> Material supplied
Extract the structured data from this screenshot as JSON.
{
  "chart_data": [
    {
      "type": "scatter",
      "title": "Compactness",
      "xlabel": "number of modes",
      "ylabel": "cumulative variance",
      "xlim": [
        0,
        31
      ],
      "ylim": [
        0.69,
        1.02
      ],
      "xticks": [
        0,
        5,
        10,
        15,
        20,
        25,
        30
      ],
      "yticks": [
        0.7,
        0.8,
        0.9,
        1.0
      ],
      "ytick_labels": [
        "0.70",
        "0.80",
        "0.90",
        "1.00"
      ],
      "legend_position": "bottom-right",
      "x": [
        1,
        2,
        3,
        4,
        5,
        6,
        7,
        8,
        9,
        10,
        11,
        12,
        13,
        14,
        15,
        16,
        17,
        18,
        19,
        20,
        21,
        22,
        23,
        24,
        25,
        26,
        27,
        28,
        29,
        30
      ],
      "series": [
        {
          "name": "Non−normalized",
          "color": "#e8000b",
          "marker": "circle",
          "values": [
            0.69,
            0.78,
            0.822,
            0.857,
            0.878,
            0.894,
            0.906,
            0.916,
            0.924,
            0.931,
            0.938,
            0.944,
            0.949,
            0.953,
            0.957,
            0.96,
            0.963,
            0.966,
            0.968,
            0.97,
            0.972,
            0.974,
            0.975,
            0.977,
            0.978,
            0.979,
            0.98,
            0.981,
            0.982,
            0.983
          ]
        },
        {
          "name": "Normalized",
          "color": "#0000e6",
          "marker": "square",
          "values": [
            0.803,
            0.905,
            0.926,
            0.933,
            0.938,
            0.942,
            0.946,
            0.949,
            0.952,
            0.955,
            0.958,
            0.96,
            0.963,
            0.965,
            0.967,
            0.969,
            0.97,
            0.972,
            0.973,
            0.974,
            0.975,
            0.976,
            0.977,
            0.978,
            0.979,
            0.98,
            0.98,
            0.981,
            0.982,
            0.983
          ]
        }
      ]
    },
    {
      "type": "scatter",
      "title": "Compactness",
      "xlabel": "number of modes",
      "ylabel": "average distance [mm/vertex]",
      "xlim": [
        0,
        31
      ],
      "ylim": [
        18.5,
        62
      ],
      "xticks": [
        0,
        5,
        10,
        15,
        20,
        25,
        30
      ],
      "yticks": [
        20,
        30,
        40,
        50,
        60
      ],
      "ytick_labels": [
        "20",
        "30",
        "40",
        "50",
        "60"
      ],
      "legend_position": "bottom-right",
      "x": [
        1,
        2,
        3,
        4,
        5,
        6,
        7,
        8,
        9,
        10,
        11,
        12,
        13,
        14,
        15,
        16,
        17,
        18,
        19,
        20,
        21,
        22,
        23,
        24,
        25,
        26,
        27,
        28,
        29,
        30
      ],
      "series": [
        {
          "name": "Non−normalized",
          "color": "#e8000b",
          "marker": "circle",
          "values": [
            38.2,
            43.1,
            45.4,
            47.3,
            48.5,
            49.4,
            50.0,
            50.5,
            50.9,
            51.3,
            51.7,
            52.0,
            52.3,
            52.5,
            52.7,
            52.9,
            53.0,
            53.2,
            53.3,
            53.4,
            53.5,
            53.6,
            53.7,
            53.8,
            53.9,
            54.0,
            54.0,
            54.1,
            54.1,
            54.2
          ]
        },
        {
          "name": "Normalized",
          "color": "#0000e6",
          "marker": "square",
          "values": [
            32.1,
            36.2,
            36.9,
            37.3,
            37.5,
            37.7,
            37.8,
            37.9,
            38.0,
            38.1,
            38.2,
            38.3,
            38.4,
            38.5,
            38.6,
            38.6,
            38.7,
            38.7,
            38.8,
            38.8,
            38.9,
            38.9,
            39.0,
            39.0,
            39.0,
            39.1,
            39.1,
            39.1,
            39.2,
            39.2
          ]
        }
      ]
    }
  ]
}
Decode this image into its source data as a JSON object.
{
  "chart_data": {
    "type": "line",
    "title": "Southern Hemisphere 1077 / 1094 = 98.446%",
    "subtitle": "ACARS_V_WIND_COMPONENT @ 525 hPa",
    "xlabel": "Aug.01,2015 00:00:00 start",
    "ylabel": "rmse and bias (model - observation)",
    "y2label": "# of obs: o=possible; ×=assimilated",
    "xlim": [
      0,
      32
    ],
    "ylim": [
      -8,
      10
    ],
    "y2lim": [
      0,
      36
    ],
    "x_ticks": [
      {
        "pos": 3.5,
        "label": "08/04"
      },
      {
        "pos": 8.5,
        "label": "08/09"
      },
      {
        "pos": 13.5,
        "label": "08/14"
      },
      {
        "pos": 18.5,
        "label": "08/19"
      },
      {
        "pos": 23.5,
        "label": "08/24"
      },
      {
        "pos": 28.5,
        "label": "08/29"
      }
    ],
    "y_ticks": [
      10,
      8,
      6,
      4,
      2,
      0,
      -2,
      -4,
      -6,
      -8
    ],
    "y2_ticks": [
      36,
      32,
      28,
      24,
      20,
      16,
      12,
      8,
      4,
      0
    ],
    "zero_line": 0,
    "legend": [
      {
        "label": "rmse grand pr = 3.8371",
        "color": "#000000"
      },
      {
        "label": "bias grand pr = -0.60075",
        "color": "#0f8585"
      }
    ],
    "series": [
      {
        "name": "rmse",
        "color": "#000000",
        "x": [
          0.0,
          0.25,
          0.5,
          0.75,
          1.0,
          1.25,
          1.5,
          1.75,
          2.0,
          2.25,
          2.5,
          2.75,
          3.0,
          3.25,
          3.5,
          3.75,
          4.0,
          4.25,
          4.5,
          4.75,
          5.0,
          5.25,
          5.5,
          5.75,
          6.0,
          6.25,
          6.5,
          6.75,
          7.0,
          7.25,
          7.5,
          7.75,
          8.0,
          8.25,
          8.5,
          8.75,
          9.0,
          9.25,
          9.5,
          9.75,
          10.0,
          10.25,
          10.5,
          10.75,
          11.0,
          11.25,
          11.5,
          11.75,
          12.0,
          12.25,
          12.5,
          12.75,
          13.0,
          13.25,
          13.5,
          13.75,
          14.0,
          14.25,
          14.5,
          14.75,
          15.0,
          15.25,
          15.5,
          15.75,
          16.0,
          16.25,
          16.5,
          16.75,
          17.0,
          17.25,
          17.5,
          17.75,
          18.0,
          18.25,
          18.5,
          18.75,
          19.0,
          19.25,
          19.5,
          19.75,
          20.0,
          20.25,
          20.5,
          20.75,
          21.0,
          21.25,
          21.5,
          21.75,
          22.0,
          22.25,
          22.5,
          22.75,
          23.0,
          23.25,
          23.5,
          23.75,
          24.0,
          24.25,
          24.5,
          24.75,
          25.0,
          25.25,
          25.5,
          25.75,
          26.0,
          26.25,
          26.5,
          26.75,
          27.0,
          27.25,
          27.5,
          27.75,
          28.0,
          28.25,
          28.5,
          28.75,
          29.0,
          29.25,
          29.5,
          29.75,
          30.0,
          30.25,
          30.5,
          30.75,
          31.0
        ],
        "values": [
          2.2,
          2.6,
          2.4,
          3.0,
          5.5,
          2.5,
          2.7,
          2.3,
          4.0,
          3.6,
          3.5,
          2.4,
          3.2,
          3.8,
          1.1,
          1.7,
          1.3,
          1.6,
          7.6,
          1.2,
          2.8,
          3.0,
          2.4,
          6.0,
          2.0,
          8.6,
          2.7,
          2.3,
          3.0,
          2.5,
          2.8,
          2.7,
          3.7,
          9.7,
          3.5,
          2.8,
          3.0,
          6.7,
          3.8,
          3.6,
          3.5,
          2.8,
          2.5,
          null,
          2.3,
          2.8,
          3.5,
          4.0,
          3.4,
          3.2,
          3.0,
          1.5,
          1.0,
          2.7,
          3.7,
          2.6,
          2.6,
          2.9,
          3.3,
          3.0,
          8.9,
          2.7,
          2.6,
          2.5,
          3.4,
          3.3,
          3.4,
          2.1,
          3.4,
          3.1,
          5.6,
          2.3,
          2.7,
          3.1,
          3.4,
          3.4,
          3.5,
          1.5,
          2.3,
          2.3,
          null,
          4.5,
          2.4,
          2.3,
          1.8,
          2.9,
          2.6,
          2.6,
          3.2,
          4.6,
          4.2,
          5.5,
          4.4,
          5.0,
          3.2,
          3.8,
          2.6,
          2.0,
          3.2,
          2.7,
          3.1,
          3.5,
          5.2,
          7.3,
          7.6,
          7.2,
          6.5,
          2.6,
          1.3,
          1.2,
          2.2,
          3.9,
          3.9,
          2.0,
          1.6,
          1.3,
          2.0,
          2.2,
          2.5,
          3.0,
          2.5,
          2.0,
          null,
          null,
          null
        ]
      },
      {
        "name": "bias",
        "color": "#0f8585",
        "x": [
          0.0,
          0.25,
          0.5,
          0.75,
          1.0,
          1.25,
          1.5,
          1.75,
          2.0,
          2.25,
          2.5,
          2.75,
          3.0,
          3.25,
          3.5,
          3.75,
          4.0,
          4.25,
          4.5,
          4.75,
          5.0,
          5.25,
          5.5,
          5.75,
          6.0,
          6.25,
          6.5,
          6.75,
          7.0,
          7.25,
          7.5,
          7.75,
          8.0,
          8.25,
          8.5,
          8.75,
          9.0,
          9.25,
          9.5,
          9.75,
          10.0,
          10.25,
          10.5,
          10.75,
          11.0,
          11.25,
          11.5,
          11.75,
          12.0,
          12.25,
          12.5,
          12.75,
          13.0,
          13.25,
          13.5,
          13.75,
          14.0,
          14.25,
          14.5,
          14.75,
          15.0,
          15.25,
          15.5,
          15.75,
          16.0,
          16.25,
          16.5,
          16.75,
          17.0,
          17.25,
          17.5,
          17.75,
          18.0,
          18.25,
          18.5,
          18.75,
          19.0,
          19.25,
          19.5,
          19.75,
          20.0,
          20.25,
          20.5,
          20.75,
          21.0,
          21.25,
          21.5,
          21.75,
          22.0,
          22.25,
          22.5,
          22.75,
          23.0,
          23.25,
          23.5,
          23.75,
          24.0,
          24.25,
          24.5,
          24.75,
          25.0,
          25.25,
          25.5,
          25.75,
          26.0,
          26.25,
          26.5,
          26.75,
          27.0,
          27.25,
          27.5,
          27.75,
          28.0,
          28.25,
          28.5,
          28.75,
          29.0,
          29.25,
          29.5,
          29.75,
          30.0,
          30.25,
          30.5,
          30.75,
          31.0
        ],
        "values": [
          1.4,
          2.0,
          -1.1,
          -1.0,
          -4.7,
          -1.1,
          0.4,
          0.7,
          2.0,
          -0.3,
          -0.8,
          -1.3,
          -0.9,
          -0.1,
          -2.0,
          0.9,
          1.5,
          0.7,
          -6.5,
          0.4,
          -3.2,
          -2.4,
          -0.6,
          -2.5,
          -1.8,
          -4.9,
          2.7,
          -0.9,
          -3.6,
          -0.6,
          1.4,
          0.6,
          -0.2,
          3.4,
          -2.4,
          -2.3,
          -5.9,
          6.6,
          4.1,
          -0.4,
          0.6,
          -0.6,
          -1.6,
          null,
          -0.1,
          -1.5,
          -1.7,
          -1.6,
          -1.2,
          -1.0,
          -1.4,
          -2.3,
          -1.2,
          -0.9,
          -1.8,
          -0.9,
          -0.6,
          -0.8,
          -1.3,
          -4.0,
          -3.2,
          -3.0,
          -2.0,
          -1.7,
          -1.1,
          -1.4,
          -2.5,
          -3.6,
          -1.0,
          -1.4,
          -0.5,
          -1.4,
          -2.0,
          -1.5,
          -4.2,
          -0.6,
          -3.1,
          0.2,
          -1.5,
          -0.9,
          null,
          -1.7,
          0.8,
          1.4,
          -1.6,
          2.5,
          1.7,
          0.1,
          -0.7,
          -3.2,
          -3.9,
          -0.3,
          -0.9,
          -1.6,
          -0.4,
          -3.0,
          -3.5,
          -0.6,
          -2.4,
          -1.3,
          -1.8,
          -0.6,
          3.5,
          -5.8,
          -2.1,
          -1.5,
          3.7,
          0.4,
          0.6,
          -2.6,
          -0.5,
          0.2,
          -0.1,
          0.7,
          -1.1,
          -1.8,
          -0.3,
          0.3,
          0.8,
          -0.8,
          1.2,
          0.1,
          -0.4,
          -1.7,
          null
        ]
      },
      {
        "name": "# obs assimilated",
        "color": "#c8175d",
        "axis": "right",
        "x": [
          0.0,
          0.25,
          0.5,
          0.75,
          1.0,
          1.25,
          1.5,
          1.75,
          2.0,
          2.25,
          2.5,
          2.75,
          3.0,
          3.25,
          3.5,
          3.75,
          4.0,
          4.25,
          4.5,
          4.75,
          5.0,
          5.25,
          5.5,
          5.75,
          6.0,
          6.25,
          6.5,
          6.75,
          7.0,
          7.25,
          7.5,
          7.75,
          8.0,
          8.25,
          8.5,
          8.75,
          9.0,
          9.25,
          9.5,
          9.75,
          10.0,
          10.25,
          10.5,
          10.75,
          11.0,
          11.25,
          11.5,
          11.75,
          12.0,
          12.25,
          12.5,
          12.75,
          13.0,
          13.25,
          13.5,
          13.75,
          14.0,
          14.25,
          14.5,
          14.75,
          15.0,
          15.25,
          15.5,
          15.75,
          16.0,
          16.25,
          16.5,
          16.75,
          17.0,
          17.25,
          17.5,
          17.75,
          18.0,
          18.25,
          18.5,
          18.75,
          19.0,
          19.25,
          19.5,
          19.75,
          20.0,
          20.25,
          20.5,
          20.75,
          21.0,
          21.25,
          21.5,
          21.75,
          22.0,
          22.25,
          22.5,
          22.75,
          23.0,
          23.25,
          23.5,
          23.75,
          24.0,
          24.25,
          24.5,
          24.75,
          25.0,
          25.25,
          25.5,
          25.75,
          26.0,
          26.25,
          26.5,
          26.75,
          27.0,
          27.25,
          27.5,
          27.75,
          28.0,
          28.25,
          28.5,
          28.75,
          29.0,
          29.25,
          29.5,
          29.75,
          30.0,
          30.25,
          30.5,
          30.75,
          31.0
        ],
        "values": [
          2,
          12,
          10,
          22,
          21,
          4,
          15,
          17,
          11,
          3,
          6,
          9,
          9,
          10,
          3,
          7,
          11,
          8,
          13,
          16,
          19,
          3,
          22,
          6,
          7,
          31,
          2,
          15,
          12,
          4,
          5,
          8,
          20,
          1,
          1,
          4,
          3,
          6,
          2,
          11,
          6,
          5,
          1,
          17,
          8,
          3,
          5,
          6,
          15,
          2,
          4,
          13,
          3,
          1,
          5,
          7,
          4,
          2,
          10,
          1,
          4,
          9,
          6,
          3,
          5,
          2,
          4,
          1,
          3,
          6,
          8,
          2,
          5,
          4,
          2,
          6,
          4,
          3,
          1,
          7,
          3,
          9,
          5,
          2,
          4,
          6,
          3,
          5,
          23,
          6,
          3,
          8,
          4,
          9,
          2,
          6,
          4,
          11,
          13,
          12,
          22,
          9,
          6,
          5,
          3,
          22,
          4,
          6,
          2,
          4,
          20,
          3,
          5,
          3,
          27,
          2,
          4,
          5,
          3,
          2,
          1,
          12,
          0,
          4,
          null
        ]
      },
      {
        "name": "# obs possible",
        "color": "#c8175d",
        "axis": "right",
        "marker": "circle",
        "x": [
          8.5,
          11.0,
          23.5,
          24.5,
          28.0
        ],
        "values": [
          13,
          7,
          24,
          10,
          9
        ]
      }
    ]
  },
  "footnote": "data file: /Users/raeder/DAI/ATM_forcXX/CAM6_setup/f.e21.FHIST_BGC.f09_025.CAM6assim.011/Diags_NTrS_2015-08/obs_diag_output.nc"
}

> Short task
Pick each line holding the word "JSON" out of the listing.

> Expected answer
Extract the structured data from this screenshot as JSON.
Decode this image into its source data as a JSON object.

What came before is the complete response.